• [Extracted text]:
USDA Rural Development: committed to the
future of America’s rural communities




SDA Rural Development is committed to helping improve the economy and quality of life in all of rural America. It helps to build a stronger nation by promoting development of rural housing and community facilities, investing in rural businesses, promoting development of new cooperatives and improved operations of existing co-ops, and building an infrastructure of modern electrical, telecommunications, water and waste disposal services.

USDA Rural Development achieves its mission by helping rural individuals, communities and businesses obtain the financial and technical assistance needed to address their diverse and unique needs. The agency provides about $13 billion per year in direct loans, guaranteed loans and grants; it has an $86 billion loan portfolio.

To help raise homeownership rates, USDA Rural Development administers both direct and guaranteed homeownership loan programs. It also has a self-help housing program, under which low-income people can use “sweat equity” to become homeowners. Rural Development also helps to build affordable rental housing and farmworker housing in rural areas.

USDA supports loans to businesses through banks and community-managed lending pools for projects that create or preserve quality jobs and/or promote a clean rural environment. The agency’s financial resources are often leveraged with those of other public and private credit source lenders to meet business and credit needs in under-served areas. Recipients of these programs may include individuals, corporations, partnerships, cooperatives, public bodies, nonprofit corporations, Indian tribes and private companies.

USDA Rural Development operates through a network of 47 state offices and more than 800 field offices located throughout the nation. Many of these are located in USDA Service Center offices.

Because readership of this magazine is primarily cooperative-oriented, the following information focuses on Rural Development’s Cooperatives and Rural Utilities Programs.

Rural Cooperatives Program
The mission of Rural Develop-ment’s Cooperatives Program is to promote understanding and use of the cooperative form of business for marketing and distributing agricultural products. It serves cooperative members, directors, management, educational institutions, rural residents and all others with an interest in the cooperative form of business. USDA maintains a library of more than 200 cooperative publications and videos, ranging from How to Start a Cooperative and Co-ops 101, to multivolume sets on tax laws for cooperatives. More than 50,000 of these publications are distributed every year, making USDA the world’s leading distributor of co-op educational materials. Many more are distributed electronically via the Rural Development website.

Primary co-op program areas include:

Technical assistance — is provided to existing cooperatives facing specific problems or challenges. Examples of this aid can include: helping a cooperative develop a strategic marketing plan to cope with changing competitive forces; assisting a co-op in making a crucial decision whether to merge or form a joint venture; finding ways to turn raw products of cooperative into valueadded products. These matters are often life and death issues not only for a cooperative, but for the rural communities in which they operate.

USDA co-op staff can help improve a cooperative’s business structure and operating efficiency. This work often involves an analysis of operations or assessing the economic feasibility of new facilities or adding new products or services. Technical assistance is largely designed to benefit a specific cooperative business or group. However, the results often provide business strategy for all cooperatives.

• [Work task A]: According to the Rural Development article, how many state offices does USDA Rural Development operate through?
• [Work task B]: In the Rural Development article, take the passage starting at "USDA Rural Development: committed" and ending at "waste disposal services.", and write it out with "infrastructure" swapped for "network".

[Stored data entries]
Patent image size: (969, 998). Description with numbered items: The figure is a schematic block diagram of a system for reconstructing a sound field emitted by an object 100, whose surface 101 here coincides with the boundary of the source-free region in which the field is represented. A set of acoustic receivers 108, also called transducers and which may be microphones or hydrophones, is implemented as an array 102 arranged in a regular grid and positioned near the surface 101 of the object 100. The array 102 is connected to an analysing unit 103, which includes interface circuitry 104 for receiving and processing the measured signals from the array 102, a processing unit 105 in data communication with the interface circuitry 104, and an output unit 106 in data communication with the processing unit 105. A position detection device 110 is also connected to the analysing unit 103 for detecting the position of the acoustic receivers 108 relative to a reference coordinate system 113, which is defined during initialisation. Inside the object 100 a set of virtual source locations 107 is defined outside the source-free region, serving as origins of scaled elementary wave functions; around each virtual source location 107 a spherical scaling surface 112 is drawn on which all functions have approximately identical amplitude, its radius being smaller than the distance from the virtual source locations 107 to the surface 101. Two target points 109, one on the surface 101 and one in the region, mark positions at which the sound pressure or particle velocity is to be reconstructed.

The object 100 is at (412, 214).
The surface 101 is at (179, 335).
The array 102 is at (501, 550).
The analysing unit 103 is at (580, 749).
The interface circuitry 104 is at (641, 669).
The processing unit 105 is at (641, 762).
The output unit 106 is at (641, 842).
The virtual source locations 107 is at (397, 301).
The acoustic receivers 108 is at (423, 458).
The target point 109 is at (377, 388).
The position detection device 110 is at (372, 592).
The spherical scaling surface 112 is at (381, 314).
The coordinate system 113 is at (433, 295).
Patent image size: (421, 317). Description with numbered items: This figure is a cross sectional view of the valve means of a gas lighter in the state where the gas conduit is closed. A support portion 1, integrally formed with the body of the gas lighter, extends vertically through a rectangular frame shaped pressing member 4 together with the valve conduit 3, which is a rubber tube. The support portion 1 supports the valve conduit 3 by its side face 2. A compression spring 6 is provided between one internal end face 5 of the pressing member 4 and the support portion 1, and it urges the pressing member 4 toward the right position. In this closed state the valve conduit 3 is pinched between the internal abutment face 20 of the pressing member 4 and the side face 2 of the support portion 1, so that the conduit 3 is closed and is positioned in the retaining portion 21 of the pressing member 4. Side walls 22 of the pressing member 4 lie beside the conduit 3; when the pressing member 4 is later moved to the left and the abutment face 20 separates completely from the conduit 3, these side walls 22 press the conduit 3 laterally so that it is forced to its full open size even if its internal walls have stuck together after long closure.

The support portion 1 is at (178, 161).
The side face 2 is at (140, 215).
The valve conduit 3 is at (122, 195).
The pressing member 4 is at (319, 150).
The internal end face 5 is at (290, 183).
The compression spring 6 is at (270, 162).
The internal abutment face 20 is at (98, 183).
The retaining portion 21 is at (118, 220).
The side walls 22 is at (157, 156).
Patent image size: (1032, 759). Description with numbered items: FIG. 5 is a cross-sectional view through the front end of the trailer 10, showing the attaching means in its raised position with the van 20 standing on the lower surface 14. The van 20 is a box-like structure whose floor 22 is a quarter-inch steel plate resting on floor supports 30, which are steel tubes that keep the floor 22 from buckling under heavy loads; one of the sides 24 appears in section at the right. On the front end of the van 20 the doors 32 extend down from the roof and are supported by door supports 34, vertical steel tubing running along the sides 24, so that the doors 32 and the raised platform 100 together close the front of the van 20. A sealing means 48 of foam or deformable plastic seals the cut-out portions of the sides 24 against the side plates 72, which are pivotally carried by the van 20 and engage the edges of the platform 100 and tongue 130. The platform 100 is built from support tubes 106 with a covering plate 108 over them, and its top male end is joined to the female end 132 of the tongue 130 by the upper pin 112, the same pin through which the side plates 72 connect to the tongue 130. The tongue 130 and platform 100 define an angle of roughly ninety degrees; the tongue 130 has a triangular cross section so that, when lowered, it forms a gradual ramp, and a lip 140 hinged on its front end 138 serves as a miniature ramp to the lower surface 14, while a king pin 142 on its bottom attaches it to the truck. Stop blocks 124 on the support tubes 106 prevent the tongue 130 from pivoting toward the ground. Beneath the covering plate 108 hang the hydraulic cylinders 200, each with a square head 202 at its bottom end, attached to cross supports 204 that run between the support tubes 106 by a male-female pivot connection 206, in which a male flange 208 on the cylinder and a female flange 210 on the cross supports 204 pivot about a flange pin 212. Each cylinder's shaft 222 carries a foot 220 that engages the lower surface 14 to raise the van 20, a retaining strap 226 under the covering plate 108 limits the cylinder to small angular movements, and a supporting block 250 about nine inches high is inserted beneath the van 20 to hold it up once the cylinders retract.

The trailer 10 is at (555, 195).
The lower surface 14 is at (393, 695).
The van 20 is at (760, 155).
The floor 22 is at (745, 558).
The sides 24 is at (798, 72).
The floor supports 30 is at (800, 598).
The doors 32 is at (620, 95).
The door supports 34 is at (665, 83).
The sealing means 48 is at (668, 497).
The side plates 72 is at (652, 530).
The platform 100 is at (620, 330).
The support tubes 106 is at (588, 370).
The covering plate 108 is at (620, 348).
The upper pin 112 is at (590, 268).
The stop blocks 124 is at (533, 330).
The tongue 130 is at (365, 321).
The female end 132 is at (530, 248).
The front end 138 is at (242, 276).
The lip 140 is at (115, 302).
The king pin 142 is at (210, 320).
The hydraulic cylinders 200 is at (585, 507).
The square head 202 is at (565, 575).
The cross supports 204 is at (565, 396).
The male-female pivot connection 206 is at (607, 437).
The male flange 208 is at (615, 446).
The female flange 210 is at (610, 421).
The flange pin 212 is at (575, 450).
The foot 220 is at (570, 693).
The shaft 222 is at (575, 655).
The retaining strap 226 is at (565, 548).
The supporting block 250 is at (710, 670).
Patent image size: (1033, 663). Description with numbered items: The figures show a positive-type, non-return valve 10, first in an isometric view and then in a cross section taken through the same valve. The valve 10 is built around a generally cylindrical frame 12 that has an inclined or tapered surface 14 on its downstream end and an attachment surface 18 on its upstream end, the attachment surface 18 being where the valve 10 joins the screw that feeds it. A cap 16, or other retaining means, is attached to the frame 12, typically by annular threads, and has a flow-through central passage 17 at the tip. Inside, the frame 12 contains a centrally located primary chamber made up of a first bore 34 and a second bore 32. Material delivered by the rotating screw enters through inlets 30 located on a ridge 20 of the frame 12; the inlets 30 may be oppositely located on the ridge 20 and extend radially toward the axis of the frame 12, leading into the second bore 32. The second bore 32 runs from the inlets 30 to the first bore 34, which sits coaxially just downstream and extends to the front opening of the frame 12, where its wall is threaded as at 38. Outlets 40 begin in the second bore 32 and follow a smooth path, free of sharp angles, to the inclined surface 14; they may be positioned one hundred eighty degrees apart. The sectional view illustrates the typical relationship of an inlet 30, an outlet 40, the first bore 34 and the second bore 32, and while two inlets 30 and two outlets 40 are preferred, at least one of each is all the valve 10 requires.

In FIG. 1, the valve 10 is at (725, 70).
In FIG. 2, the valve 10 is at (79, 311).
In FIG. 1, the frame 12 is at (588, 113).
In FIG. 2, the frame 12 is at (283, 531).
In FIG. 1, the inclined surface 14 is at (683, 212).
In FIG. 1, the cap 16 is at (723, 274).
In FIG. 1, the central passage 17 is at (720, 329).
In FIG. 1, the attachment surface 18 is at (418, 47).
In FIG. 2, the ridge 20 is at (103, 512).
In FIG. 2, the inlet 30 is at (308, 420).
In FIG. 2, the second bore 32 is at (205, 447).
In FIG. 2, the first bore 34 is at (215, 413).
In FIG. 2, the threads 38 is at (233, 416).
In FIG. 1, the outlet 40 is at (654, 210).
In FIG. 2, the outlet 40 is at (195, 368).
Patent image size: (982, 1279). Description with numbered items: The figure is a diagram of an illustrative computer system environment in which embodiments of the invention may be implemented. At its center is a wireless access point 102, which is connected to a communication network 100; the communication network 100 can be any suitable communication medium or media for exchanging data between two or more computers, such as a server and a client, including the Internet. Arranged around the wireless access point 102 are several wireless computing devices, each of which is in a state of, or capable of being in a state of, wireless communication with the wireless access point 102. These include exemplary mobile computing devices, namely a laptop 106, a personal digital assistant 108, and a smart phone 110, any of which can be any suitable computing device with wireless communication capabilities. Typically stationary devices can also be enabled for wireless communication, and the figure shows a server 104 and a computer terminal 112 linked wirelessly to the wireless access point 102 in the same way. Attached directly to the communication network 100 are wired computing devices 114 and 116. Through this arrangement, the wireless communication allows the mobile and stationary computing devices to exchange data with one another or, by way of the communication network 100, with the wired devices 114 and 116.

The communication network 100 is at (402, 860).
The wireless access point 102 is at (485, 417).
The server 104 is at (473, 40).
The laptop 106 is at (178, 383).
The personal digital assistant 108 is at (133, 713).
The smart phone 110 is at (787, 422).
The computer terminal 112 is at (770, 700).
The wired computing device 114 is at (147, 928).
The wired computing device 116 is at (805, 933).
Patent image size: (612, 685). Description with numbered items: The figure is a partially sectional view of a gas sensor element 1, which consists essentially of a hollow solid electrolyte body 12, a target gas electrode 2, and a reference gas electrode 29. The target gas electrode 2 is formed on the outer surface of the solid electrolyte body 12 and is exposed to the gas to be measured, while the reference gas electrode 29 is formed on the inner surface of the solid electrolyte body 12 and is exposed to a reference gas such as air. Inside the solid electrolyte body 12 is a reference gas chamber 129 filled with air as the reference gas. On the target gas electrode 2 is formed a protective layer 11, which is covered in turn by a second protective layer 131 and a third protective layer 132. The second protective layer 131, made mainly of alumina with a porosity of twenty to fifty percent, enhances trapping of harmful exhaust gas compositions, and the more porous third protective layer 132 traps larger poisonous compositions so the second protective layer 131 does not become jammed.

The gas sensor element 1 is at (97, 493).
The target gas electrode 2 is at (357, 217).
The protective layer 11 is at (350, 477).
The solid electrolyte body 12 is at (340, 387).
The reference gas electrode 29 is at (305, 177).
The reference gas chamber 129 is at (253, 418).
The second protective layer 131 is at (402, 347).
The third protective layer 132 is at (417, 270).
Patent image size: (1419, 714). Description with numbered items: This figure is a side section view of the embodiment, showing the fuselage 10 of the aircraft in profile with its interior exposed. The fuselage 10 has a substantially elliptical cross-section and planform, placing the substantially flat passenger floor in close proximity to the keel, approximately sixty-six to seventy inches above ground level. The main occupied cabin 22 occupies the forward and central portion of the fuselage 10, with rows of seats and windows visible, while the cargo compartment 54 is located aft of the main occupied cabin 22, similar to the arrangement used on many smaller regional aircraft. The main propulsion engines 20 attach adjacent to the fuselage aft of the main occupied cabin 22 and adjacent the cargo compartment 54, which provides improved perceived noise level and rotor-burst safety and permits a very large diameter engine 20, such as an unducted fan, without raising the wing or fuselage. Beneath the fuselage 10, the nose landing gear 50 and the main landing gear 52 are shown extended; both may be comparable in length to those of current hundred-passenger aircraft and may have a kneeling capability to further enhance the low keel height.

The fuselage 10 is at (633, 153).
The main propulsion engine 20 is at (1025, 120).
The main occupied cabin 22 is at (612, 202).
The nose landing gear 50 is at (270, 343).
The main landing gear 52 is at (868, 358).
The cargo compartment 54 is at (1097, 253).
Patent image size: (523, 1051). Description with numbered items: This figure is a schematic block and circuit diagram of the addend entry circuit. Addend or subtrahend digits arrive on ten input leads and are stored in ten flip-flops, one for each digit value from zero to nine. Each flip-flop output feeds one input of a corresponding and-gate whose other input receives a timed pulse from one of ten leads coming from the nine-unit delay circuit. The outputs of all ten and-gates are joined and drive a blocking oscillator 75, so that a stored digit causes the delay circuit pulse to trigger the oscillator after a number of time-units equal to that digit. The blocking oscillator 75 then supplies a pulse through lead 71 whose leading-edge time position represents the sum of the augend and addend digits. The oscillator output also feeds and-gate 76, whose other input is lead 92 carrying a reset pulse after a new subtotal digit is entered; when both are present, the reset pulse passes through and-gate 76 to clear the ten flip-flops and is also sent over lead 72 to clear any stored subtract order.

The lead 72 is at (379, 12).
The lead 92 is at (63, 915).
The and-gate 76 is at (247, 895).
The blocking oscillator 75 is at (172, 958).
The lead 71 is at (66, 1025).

• [Problem solution A]: 47 state offices

• [Problem solution B]:
USDA Rural Development: committed to the
future of America’s rural communities




SDA Rural Development is committed to helping improve the economy and quality of life in all of rural America. It helps to build a stronger nation by promoting development of rural housing and community facilities, investing in rural businesses, promoting development of new cooperatives and improved operations of existing co-ops, and building an network of modern electrical, telecommunications, water and waste disposal services.